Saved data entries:
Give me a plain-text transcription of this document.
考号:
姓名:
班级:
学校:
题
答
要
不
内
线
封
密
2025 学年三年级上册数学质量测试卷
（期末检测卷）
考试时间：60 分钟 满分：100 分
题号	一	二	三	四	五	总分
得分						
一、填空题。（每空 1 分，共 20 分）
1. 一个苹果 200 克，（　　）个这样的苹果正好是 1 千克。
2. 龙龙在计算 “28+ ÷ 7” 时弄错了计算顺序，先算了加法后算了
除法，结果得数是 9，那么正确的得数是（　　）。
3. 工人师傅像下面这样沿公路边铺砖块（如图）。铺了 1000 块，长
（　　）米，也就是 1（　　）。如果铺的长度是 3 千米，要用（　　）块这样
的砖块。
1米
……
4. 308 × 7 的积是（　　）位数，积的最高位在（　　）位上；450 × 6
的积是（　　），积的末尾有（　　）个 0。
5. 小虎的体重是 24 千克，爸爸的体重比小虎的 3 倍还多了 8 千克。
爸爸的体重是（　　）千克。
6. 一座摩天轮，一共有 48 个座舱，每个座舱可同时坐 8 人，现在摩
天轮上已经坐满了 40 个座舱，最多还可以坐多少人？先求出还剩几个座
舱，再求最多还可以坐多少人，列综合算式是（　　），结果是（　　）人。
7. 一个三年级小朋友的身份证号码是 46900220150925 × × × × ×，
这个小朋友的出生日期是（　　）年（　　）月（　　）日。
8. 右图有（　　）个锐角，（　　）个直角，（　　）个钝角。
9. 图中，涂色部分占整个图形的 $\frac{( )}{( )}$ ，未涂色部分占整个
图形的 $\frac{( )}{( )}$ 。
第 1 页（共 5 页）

WHAT IS ASKED: Point out every line holding the string "frac" and copy it.

FULL OUTPUT:
9. 图中，涂色部分占整个图形的 $\frac{( )}{( )}$ ，未涂色部分占整个
图形的 $\frac{( )}{( )}$ 。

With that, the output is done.